Written problem
Write out the full listing exactly as given, minus the images.

Data supplied
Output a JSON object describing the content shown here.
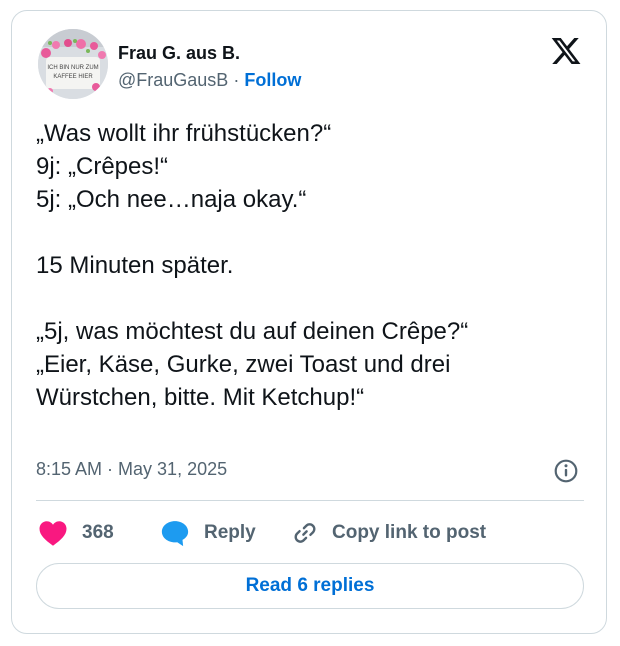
{
  "author": {
    "display_name": "Frau G. aus B.",
    "handle": "@FrauGausB",
    "separator": "·",
    "follow_label": "Follow",
    "avatar_text_1": "ICH BIN NUR ZUM",
    "avatar_text_2": "KAFFEE HIER"
  },
  "tweet": {
    "lines": [
      "„Was wollt ihr frühstücken?“",
      "9j: „Crêpes!“",
      "5j: „Och nee…naja okay.“",
      "",
      "15 Minuten später.",
      "",
      "„5j, was möchtest du auf deinen Crêpe?“",
      "„Eier, Käse, Gurke, zwei Toast und drei",
      "Würstchen, bitte. Mit Ketchup!“"
    ],
    "timestamp": "8:15 AM · May 31, 2025"
  },
  "actions": {
    "like_count": "368",
    "reply_label": "Reply",
    "copy_link_label": "Copy link to post"
  },
  "footer": {
    "read_replies_label": "Read 6 replies"
  },
  "colors": {
    "text": "#0f1419",
    "muted": "#536471",
    "link": "#006fd6",
    "heart": "#f91880",
    "reply_bubble": "#1d9bf0",
    "border": "#cfd9de"
  },
  "icons": [
    "x-logo-icon",
    "info-icon",
    "heart-icon",
    "reply-bubble-icon",
    "link-icon"
  ]
}
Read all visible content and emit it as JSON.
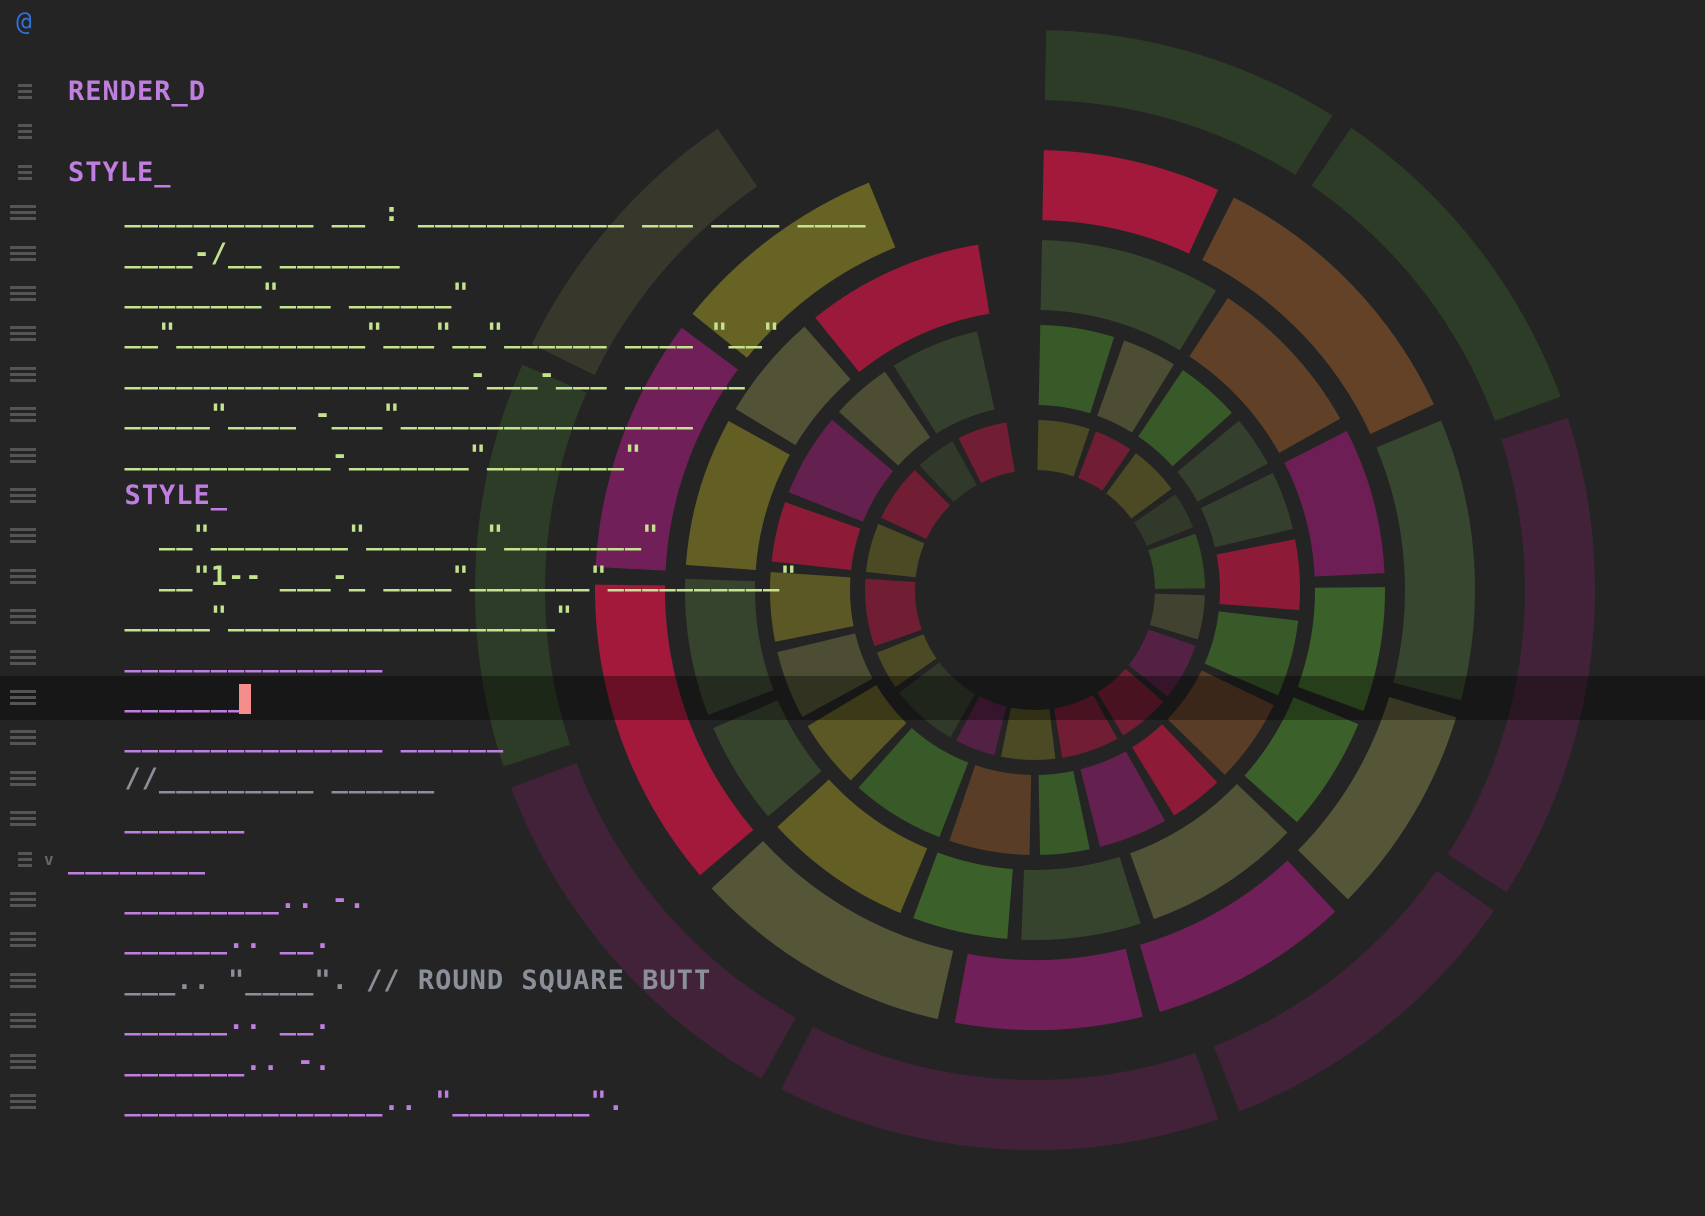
{
  "window": {
    "app_icon": "swirl-icon"
  },
  "colors": {
    "background": "#242424",
    "keyword": "#c07fe0",
    "string": "#c4e38f",
    "comment": "#8a8f9a",
    "cursor": "#f58d8d",
    "ring_magenta": "#7a1f5e",
    "ring_crimson": "#b0183f",
    "ring_green": "#3f6b2a",
    "ring_olive": "#6e6a25",
    "ring_brown": "#6b4628"
  },
  "editor": {
    "active_line": 15,
    "lines": [
      {
        "text": "RENDER_D",
        "cls": "k",
        "indent": 0
      },
      {
        "text": "",
        "cls": "k",
        "indent": 0
      },
      {
        "text": "STYLE_",
        "cls": "k",
        "indent": 0
      },
      {
        "text": "  ___________ __ : ____________ ___ ____ ____",
        "cls": "s",
        "indent": 1
      },
      {
        "text": "  ____-/__ _______",
        "cls": "s",
        "indent": 1
      },
      {
        "text": "  ________\"___ ______\"",
        "cls": "s",
        "indent": 1
      },
      {
        "text": "  __\"___________\"___\"__\"______ ____ \"__\"",
        "cls": "s",
        "indent": 1
      },
      {
        "text": "  ____________________-___-___ _______",
        "cls": "s",
        "indent": 1
      },
      {
        "text": "  _____\"____ -___\"_________________",
        "cls": "s",
        "indent": 1
      },
      {
        "text": "  ____________-_______\"________\"",
        "cls": "s",
        "indent": 1
      },
      {
        "text": "  STYLE_",
        "cls": "k",
        "indent": 1
      },
      {
        "text": "    __\"________\"_______\"________\"",
        "cls": "s",
        "indent": 2
      },
      {
        "text": "    __\"1-- ___-_ ____\"_______\"__________\"",
        "cls": "s",
        "indent": 2
      },
      {
        "text": "  _____\"___________________\"",
        "cls": "s",
        "indent": 1
      },
      {
        "text": "  _______________",
        "cls": "k",
        "indent": 1
      },
      {
        "text": "  _______",
        "cls": "k",
        "indent": 1
      },
      {
        "text": "  _______________ ______",
        "cls": "k",
        "indent": 1
      },
      {
        "text": "  //_________ ______",
        "cls": "c",
        "indent": 1
      },
      {
        "text": "  _______",
        "cls": "k",
        "indent": 1
      },
      {
        "text": "________",
        "cls": "k",
        "indent": 0
      },
      {
        "text": "  _________.. -.",
        "cls": "k",
        "indent": 1
      },
      {
        "text": "  ______.. __.",
        "cls": "k",
        "indent": 1
      },
      {
        "text": "  ___.. \"____\". // ROUND SQUARE BUTT",
        "cls": "c",
        "indent": 1
      },
      {
        "text": "  ______.. __.",
        "cls": "k",
        "indent": 1
      },
      {
        "text": "  _______.. -.",
        "cls": "k",
        "indent": 1
      },
      {
        "text": "  _______________.. \"________\".",
        "cls": "k",
        "indent": 1
      }
    ]
  },
  "chart_data": {
    "type": "sunburst",
    "rings": 4,
    "colors": [
      "#7a1f5e",
      "#b0183f",
      "#3f6b2a",
      "#6e6a25",
      "#6b4628",
      "#5b5b3a",
      "#3a4a30"
    ]
  }
}
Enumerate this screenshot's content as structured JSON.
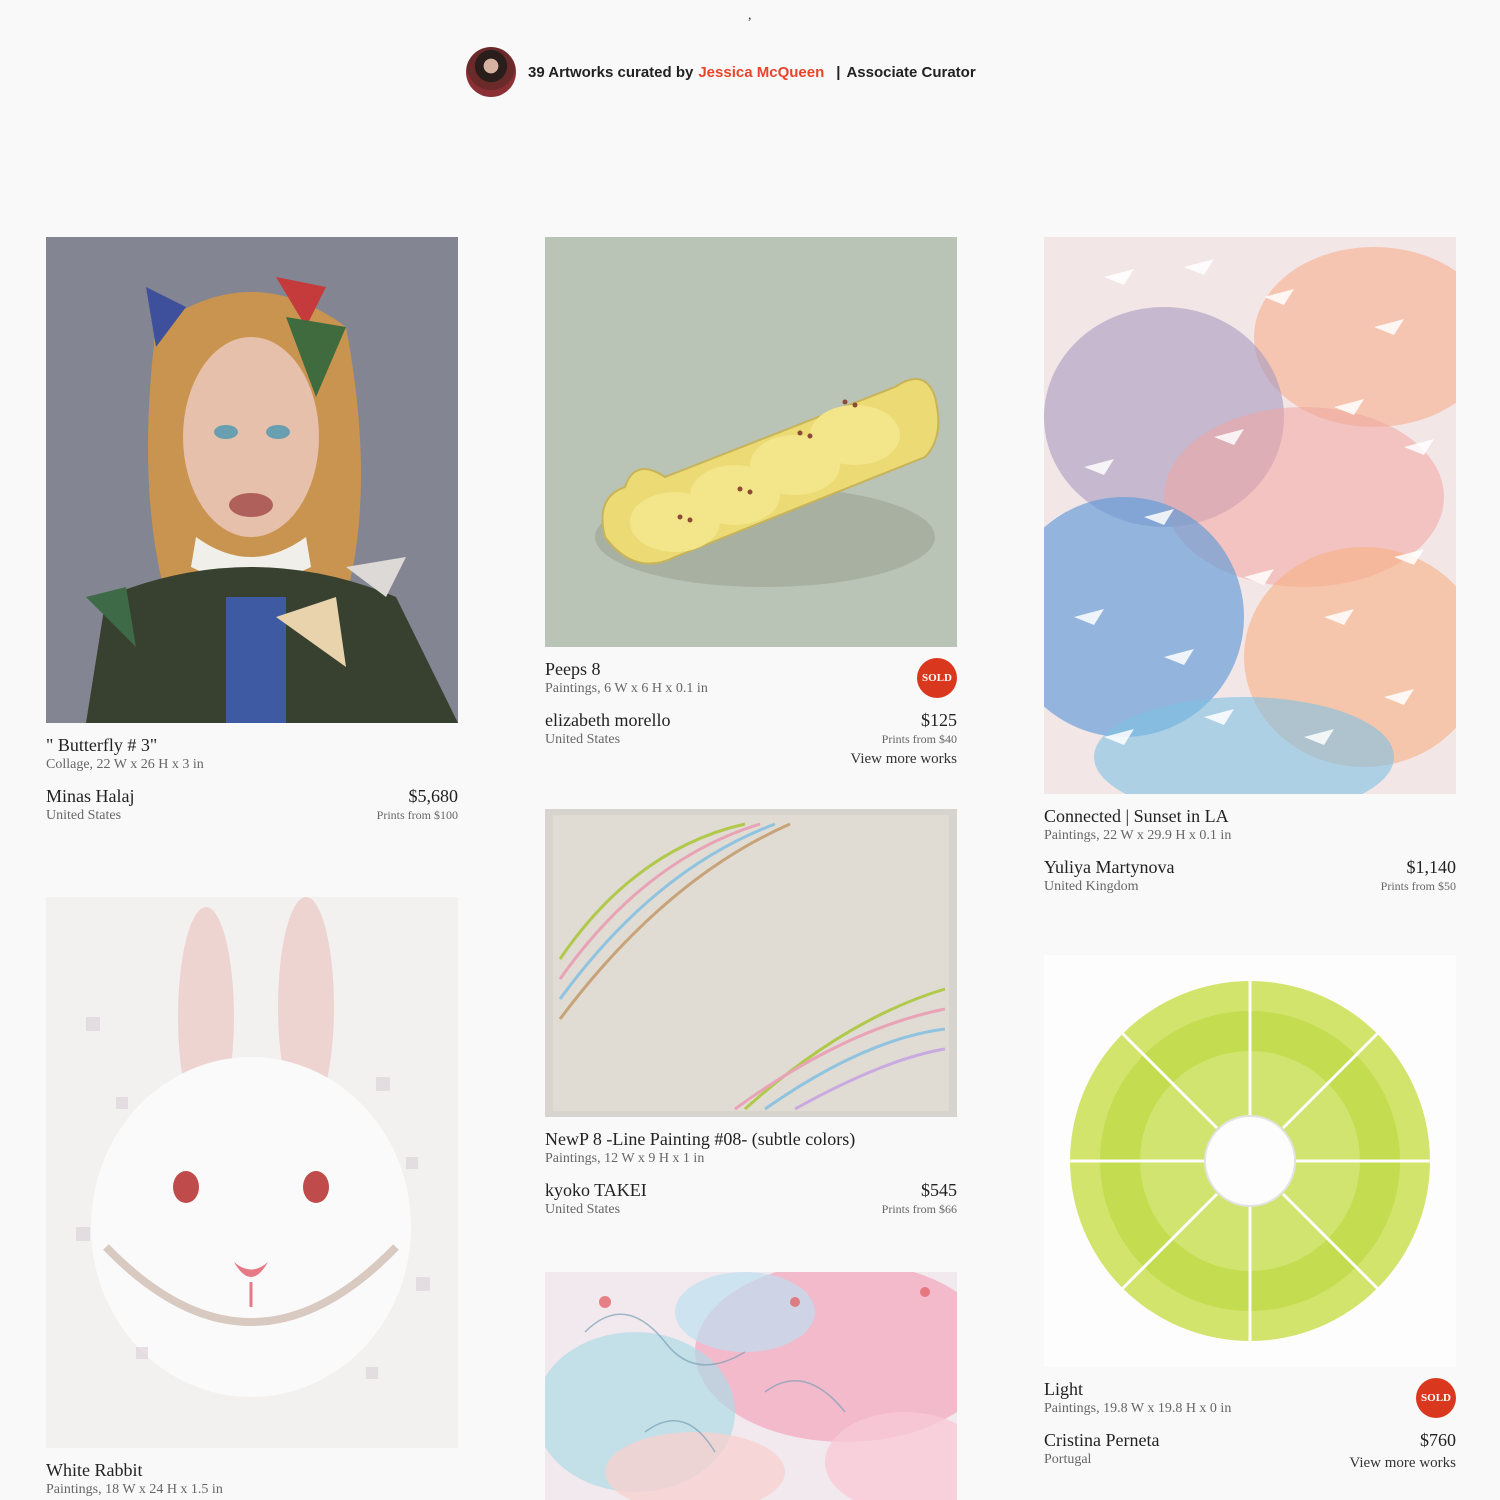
{
  "header": {
    "tick_mark": ",",
    "count_text": "39 Artworks curated by",
    "curator_name": "Jessica McQueen",
    "separator": "|",
    "curator_role": "Associate Curator"
  },
  "colors": {
    "accent": "#e8452c",
    "sold_badge": "#d9381e",
    "background": "#f9f9f9"
  },
  "artworks": [
    {
      "title": "\" Butterfly # 3\"",
      "details": "Collage, 22 W x 26 H x 3 in",
      "artist": "Minas Halaj",
      "country": "United States",
      "price": "$5,680",
      "prints": "Prints from $100"
    },
    {
      "title": "Peeps 8",
      "details": "Paintings, 6 W x 6 H x 0.1 in",
      "artist": "elizabeth morello",
      "country": "United States",
      "price": "$125",
      "prints": "Prints from $40",
      "more": "View more works",
      "sold": "SOLD"
    },
    {
      "title": "Connected | Sunset in LA",
      "details": "Paintings, 22 W x 29.9 H x 0.1 in",
      "artist": "Yuliya Martynova",
      "country": "United Kingdom",
      "price": "$1,140",
      "prints": "Prints from $50"
    },
    {
      "title": "White Rabbit",
      "details": "Paintings, 18 W x 24 H x 1.5 in"
    },
    {
      "title": "NewP 8 -Line Painting #08- (subtle colors)",
      "details": "Paintings, 12 W x 9 H x 1 in",
      "artist": "kyoko TAKEI",
      "country": "United States",
      "price": "$545",
      "prints": "Prints from $66"
    },
    {
      "title": "Light",
      "details": "Paintings, 19.8 W x 19.8 H x 0 in",
      "artist": "Cristina Perneta",
      "country": "Portugal",
      "price": "$760",
      "more": "View more works",
      "sold": "SOLD"
    }
  ]
}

Answer to this exercise
Output a JSON object describing the content shown here.
{
  "author": {
    "display_name": "Frau G. aus B.",
    "handle": "@FrauGausB",
    "separator": "·",
    "follow_label": "Follow",
    "avatar_text_1": "ICH BIN NUR ZUM",
    "avatar_text_2": "KAFFEE HIER"
  },
  "tweet": {
    "lines": [
      "„Was wollt ihr frühstücken?“",
      "9j: „Crêpes!“",
      "5j: „Och nee…naja okay.“",
      "",
      "15 Minuten später.",
      "",
      "„5j, was möchtest du auf deinen Crêpe?“",
      "„Eier, Käse, Gurke, zwei Toast und drei",
      "Würstchen, bitte. Mit Ketchup!“"
    ],
    "timestamp": "8:15 AM · May 31, 2025"
  },
  "actions": {
    "like_count": "368",
    "reply_label": "Reply",
    "copy_link_label": "Copy link to post"
  },
  "footer": {
    "read_replies_label": "Read 6 replies"
  },
  "colors": {
    "text": "#0f1419",
    "muted": "#536471",
    "link": "#006fd6",
    "heart": "#f91880",
    "reply_bubble": "#1d9bf0",
    "border": "#cfd9de"
  },
  "icons": [
    "x-logo-icon",
    "info-icon",
    "heart-icon",
    "reply-bubble-icon",
    "link-icon"
  ]
}
Read all visible content and emit it as JSON.
{
  "window": {
    "app_icon": "swirl-icon"
  },
  "colors": {
    "background": "#242424",
    "keyword": "#c07fe0",
    "string": "#c4e38f",
    "comment": "#8a8f9a",
    "cursor": "#f58d8d",
    "ring_magenta": "#7a1f5e",
    "ring_crimson": "#b0183f",
    "ring_green": "#3f6b2a",
    "ring_olive": "#6e6a25",
    "ring_brown": "#6b4628"
  },
  "editor": {
    "active_line": 15,
    "lines": [
      {
        "text": "RENDER_D",
        "cls": "k",
        "indent": 0
      },
      {
        "text": "",
        "cls": "k",
        "indent": 0
      },
      {
        "text": "STYLE_",
        "cls": "k",
        "indent": 0
      },
      {
        "text": "  ___________ __ : ____________ ___ ____ ____",
        "cls": "s",
        "indent": 1
      },
      {
        "text": "  ____-/__ _______",
        "cls": "s",
        "indent": 1
      },
      {
        "text": "  ________\"___ ______\"",
        "cls": "s",
        "indent": 1
      },
      {
        "text": "  __\"___________\"___\"__\"______ ____ \"__\"",
        "cls": "s",
        "indent": 1
      },
      {
        "text": "  ____________________-___-___ _______",
        "cls": "s",
        "indent": 1
      },
      {
        "text": "  _____\"____ -___\"_________________",
        "cls": "s",
        "indent": 1
      },
      {
        "text": "  ____________-_______\"________\"",
        "cls": "s",
        "indent": 1
      },
      {
        "text": "  STYLE_",
        "cls": "k",
        "indent": 1
      },
      {
        "text": "    __\"________\"_______\"________\"",
        "cls": "s",
        "indent": 2
      },
      {
        "text": "    __\"1-- ___-_ ____\"_______\"__________\"",
        "cls": "s",
        "indent": 2
      },
      {
        "text": "  _____\"___________________\"",
        "cls": "s",
        "indent": 1
      },
      {
        "text": "  _______________",
        "cls": "k",
        "indent": 1
      },
      {
        "text": "  _______",
        "cls": "k",
        "indent": 1
      },
      {
        "text": "  _______________ ______",
        "cls": "k",
        "indent": 1
      },
      {
        "text": "  //_________ ______",
        "cls": "c",
        "indent": 1
      },
      {
        "text": "  _______",
        "cls": "k",
        "indent": 1
      },
      {
        "text": "________",
        "cls": "k",
        "indent": 0
      },
      {
        "text": "  _________.. -.",
        "cls": "k",
        "indent": 1
      },
      {
        "text": "  ______.. __.",
        "cls": "k",
        "indent": 1
      },
      {
        "text": "  ___.. \"____\". // ROUND SQUARE BUTT",
        "cls": "c",
        "indent": 1
      },
      {
        "text": "  ______.. __.",
        "cls": "k",
        "indent": 1
      },
      {
        "text": "  _______.. -.",
        "cls": "k",
        "indent": 1
      },
      {
        "text": "  _______________.. \"________\".",
        "cls": "k",
        "indent": 1
      }
    ]
  },
  "chart_data": {
    "type": "sunburst",
    "rings": 4,
    "colors": [
      "#7a1f5e",
      "#b0183f",
      "#3f6b2a",
      "#6e6a25",
      "#6b4628",
      "#5b5b3a",
      "#3a4a30"
    ]
  }
}
Enumerate this screenshot's content as structured JSON.
{
  "header": {
    "tick_mark": ",",
    "count_text": "39 Artworks curated by",
    "curator_name": "Jessica McQueen",
    "separator": "|",
    "curator_role": "Associate Curator"
  },
  "colors": {
    "accent": "#e8452c",
    "sold_badge": "#d9381e",
    "background": "#f9f9f9"
  },
  "artworks": [
    {
      "title": "\" Butterfly # 3\"",
      "details": "Collage, 22 W x 26 H x 3 in",
      "artist": "Minas Halaj",
      "country": "United States",
      "price": "$5,680",
      "prints": "Prints from $100"
    },
    {
      "title": "Peeps 8",
      "details": "Paintings, 6 W x 6 H x 0.1 in",
      "artist": "elizabeth morello",
      "country": "United States",
      "price": "$125",
      "prints": "Prints from $40",
      "more": "View more works",
      "sold": "SOLD"
    },
    {
      "title": "Connected | Sunset in LA",
      "details": "Paintings, 22 W x 29.9 H x 0.1 in",
      "artist": "Yuliya Martynova",
      "country": "United Kingdom",
      "price": "$1,140",
      "prints": "Prints from $50"
    },
    {
      "title": "White Rabbit",
      "details": "Paintings, 18 W x 24 H x 1.5 in"
    },
    {
      "title": "NewP 8 -Line Painting #08- (subtle colors)",
      "details": "Paintings, 12 W x 9 H x 1 in",
      "artist": "kyoko TAKEI",
      "country": "United States",
      "price": "$545",
      "prints": "Prints from $66"
    },
    {
      "title": "Light",
      "details": "Paintings, 19.8 W x 19.8 H x 0 in",
      "artist": "Cristina Perneta",
      "country": "Portugal",
      "price": "$760",
      "more": "View more works",
      "sold": "SOLD"
    }
  ]
}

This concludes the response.